GOAL: State how many lines of the records contain the string "Daily". Give the number alone.
:: DATA SUPPLIED
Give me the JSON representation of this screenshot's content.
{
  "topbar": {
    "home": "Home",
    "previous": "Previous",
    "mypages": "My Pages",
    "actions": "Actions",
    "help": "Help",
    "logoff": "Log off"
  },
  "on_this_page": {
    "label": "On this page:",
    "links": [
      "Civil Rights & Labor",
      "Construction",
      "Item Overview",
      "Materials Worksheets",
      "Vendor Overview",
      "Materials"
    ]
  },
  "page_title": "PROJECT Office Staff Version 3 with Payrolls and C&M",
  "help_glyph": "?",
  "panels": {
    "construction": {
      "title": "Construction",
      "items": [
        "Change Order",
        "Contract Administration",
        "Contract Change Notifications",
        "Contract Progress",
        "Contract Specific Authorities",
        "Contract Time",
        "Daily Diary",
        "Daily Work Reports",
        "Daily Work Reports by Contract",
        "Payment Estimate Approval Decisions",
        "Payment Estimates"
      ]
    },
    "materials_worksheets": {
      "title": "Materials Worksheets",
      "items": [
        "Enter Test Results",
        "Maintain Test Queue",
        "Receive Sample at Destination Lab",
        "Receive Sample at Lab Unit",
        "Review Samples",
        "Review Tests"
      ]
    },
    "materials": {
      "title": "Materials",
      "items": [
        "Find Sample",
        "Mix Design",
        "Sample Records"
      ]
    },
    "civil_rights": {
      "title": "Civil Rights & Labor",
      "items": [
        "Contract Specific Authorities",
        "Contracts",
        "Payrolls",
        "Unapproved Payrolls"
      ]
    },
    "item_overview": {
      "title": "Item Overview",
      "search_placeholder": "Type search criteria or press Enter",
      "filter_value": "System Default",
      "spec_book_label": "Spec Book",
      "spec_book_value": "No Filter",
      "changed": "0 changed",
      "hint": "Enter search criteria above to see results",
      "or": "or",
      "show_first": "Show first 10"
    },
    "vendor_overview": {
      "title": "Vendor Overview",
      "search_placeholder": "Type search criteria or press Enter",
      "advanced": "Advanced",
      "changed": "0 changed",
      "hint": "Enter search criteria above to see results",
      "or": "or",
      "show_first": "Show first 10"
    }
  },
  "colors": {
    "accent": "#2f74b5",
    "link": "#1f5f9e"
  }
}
::::
THE OUTPUT: 3